Given instruction: Tally up how many lines in the listing below contain the string "this", and give only the total.

—————

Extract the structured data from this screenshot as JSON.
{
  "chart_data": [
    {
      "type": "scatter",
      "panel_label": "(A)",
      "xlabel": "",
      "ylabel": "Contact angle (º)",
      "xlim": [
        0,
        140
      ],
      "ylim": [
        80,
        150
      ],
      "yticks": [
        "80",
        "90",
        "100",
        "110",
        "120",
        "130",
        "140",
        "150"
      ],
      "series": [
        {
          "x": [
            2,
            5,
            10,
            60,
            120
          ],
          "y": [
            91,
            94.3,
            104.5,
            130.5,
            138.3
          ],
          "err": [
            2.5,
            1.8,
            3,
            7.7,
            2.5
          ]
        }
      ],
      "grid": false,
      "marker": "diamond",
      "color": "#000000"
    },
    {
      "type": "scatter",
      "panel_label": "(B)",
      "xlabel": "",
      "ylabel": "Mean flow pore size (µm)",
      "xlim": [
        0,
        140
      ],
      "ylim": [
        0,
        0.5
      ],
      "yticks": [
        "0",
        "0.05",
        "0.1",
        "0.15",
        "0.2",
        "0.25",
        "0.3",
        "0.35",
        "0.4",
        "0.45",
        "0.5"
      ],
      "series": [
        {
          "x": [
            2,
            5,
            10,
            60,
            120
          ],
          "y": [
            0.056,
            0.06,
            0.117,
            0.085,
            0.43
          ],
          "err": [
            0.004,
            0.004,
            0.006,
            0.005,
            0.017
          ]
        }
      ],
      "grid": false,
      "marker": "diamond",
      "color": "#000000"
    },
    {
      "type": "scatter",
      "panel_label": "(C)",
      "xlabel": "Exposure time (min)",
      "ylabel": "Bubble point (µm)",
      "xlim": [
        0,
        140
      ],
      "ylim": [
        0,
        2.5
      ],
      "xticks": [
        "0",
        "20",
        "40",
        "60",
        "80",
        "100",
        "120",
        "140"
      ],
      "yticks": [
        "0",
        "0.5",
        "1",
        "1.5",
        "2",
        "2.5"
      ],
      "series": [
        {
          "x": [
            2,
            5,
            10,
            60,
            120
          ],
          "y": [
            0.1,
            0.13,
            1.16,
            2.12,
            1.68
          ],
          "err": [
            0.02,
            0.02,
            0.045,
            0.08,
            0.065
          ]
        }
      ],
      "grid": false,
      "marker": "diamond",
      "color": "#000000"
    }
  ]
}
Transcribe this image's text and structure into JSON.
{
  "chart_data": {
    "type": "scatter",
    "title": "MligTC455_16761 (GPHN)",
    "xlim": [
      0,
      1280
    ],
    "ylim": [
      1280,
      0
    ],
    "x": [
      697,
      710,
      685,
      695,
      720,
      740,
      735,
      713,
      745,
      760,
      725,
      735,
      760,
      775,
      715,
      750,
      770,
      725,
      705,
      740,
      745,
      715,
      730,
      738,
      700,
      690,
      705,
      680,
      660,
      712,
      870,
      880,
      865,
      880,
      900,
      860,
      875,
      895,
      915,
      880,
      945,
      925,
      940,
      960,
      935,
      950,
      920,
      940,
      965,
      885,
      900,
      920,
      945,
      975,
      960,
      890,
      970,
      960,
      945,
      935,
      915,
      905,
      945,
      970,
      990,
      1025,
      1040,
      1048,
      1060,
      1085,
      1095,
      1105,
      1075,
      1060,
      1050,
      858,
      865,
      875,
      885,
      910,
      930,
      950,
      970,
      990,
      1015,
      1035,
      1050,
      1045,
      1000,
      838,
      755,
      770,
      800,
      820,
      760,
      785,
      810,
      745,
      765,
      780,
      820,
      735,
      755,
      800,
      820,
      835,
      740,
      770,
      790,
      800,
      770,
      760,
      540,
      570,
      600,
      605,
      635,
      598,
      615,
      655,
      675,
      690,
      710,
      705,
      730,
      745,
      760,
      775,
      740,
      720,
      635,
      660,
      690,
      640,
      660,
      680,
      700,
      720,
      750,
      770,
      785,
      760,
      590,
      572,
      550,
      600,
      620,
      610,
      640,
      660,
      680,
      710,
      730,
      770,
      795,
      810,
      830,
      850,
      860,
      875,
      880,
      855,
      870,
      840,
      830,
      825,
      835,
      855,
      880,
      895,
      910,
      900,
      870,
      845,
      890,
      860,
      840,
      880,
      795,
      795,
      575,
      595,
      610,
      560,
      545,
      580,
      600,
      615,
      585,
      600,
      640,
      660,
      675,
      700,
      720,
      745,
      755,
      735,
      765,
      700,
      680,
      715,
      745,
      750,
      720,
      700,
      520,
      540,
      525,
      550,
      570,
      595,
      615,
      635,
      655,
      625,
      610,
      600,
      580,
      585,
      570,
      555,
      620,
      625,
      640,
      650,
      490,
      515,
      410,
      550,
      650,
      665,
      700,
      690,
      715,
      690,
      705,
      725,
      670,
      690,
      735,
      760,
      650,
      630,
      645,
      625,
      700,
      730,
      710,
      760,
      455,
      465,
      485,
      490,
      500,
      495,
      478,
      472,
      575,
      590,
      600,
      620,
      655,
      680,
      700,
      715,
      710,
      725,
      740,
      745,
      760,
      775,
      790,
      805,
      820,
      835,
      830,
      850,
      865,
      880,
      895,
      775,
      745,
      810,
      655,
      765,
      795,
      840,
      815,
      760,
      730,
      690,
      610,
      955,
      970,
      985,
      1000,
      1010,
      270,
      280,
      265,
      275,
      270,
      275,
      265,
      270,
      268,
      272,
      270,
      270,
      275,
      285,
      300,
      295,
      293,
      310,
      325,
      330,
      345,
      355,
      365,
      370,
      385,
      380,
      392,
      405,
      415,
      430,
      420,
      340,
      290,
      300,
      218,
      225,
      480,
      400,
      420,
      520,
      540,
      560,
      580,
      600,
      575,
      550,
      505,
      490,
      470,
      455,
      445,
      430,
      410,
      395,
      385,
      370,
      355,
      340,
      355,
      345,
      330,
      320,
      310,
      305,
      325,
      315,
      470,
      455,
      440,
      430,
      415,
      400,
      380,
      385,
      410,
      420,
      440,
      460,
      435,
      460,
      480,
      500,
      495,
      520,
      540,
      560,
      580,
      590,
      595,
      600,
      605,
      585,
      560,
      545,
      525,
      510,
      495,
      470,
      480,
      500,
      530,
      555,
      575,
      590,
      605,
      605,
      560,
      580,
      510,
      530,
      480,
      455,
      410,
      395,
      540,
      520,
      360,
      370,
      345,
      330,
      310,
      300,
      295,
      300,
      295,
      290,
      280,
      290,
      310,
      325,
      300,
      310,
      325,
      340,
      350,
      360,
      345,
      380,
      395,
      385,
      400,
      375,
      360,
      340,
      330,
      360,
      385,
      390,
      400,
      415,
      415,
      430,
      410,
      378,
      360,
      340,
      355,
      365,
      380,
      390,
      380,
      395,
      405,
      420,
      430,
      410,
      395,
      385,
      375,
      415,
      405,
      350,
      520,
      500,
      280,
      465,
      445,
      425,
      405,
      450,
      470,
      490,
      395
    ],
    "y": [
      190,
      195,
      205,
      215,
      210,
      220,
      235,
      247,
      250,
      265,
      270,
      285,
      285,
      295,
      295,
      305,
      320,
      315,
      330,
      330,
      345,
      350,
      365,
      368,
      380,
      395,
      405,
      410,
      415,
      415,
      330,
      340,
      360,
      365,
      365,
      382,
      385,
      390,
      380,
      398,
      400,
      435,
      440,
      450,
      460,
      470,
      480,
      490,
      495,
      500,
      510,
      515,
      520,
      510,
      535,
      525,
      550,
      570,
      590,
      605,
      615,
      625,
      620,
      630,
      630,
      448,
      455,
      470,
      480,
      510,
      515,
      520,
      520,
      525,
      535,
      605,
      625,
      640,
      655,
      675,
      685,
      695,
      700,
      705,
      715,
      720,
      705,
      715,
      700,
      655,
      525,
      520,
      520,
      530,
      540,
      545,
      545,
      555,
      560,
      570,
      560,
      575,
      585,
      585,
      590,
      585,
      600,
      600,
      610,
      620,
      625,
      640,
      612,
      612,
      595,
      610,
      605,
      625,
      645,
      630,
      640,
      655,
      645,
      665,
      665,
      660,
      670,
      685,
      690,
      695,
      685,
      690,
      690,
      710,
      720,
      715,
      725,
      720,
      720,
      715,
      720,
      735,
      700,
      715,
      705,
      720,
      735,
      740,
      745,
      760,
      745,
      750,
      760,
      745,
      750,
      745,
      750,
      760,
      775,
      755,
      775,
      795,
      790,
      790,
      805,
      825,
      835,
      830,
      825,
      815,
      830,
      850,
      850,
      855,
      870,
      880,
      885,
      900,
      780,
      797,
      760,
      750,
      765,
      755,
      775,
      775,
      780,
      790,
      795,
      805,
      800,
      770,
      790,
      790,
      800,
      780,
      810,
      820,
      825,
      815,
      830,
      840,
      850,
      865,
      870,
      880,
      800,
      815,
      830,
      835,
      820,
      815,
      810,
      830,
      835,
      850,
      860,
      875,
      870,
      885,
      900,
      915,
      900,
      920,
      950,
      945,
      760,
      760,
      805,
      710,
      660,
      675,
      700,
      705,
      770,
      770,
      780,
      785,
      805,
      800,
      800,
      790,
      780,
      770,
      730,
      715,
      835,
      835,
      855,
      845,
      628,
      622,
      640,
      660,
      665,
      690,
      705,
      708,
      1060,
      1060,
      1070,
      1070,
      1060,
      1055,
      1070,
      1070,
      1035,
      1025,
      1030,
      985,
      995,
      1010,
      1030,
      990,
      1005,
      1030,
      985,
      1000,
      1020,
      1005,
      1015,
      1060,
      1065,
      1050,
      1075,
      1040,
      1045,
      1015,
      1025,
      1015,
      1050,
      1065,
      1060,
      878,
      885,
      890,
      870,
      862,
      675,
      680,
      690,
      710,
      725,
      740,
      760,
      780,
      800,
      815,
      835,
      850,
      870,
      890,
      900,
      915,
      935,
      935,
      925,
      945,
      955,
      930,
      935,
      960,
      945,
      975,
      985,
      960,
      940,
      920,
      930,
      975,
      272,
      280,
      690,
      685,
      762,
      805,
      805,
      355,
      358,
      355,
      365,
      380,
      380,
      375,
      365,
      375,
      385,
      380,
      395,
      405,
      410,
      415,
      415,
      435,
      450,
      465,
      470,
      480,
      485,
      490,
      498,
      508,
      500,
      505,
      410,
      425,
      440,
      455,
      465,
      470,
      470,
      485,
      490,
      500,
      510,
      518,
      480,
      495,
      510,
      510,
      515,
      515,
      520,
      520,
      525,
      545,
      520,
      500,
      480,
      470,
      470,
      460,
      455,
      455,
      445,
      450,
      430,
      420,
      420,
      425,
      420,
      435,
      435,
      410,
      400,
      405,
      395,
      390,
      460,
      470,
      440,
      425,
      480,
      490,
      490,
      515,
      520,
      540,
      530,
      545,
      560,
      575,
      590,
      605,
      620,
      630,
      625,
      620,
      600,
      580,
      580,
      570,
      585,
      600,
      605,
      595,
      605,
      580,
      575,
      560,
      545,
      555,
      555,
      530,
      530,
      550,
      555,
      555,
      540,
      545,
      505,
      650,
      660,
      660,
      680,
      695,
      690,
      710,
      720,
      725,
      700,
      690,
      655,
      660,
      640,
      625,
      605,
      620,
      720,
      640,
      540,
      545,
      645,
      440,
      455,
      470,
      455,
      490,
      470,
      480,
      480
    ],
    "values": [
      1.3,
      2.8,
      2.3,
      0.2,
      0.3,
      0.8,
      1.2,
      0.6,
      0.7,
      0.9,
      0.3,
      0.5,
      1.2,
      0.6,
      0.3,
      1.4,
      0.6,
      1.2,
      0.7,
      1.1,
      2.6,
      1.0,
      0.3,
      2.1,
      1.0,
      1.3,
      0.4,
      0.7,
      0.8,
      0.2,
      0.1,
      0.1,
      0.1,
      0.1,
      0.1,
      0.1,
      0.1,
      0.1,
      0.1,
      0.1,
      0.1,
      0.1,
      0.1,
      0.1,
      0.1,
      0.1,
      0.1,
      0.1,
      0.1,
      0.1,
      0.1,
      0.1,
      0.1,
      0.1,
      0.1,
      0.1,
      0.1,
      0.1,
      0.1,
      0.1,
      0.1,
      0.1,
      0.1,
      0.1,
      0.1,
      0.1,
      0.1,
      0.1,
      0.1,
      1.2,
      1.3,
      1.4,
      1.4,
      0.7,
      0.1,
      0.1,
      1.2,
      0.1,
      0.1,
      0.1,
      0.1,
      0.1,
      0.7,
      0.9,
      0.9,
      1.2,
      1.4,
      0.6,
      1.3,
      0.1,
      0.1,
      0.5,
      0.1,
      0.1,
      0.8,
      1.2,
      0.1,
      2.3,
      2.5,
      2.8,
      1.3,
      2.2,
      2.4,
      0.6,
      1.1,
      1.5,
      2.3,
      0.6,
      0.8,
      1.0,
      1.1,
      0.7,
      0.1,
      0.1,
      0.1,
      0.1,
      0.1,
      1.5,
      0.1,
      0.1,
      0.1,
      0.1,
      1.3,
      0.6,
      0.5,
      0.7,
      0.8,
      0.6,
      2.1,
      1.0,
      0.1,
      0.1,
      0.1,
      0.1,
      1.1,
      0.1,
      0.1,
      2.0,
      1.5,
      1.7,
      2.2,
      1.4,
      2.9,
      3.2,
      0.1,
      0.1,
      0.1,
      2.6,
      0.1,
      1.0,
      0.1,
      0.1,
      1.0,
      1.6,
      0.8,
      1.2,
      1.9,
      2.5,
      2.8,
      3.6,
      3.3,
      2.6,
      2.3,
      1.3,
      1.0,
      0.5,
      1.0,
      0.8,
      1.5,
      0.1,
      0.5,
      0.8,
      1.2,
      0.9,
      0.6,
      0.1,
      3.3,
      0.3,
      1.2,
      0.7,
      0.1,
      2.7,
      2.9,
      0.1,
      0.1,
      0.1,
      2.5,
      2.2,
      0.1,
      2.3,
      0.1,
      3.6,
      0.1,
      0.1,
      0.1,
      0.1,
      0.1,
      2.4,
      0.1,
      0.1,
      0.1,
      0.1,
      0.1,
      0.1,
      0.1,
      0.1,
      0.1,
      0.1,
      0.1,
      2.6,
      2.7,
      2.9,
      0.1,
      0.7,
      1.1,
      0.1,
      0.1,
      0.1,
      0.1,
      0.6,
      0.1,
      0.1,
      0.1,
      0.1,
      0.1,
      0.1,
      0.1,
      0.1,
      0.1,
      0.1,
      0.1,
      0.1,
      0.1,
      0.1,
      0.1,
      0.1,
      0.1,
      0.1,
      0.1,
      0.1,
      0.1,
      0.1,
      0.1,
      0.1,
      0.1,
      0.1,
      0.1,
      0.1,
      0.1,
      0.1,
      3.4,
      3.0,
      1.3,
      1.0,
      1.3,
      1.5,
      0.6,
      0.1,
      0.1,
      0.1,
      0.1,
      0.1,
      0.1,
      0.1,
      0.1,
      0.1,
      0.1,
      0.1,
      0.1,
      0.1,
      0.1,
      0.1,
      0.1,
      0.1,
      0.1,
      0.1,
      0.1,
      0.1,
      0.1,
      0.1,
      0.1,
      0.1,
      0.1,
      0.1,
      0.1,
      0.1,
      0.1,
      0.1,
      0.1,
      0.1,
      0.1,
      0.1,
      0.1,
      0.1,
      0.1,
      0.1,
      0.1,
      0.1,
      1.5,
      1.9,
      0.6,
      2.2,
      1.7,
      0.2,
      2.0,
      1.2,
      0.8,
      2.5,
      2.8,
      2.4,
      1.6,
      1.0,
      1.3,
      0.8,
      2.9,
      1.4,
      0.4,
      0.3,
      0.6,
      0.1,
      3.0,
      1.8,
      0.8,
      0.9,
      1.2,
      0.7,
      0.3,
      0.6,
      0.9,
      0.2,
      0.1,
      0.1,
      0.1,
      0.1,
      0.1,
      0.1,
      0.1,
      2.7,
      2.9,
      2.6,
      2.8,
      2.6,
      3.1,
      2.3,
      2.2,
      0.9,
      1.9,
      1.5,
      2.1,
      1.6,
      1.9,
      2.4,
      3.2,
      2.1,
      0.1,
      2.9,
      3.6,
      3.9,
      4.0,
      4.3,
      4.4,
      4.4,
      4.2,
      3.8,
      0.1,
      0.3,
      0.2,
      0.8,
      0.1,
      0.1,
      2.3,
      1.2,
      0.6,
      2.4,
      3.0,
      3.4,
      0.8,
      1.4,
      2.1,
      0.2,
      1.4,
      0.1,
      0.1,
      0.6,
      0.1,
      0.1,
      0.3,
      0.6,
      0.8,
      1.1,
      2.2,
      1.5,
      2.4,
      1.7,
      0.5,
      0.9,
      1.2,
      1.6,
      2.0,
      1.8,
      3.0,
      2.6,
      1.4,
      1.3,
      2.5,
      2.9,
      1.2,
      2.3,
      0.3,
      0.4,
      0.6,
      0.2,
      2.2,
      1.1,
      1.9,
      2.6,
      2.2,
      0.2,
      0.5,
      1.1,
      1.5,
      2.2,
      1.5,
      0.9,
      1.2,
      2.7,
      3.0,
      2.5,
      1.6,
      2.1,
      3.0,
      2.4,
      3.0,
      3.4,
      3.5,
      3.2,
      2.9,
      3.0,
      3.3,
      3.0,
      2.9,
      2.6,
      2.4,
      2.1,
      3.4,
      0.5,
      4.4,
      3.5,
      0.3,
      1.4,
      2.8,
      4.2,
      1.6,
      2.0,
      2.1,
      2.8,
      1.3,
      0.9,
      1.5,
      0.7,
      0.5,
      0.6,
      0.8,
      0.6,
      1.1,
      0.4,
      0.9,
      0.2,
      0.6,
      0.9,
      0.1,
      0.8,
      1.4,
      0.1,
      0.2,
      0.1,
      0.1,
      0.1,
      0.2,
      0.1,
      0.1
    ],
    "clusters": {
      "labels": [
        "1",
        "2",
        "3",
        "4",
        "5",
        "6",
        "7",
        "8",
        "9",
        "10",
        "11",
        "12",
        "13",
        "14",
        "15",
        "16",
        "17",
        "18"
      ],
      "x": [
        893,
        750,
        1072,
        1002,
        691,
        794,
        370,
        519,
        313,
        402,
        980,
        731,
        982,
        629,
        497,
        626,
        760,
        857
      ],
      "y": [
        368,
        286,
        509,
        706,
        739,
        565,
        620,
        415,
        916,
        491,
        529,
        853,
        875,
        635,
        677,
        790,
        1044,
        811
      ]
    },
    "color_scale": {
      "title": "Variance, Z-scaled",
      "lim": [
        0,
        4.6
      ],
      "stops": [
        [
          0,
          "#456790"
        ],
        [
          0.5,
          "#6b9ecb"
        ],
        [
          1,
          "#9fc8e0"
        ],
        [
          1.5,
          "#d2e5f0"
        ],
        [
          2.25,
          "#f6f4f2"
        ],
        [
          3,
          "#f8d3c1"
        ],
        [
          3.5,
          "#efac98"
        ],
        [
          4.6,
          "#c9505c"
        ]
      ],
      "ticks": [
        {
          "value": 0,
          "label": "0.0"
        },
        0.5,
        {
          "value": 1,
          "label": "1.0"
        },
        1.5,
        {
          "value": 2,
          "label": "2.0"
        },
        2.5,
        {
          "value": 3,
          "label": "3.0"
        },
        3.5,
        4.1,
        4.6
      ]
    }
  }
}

—————

Full response: 2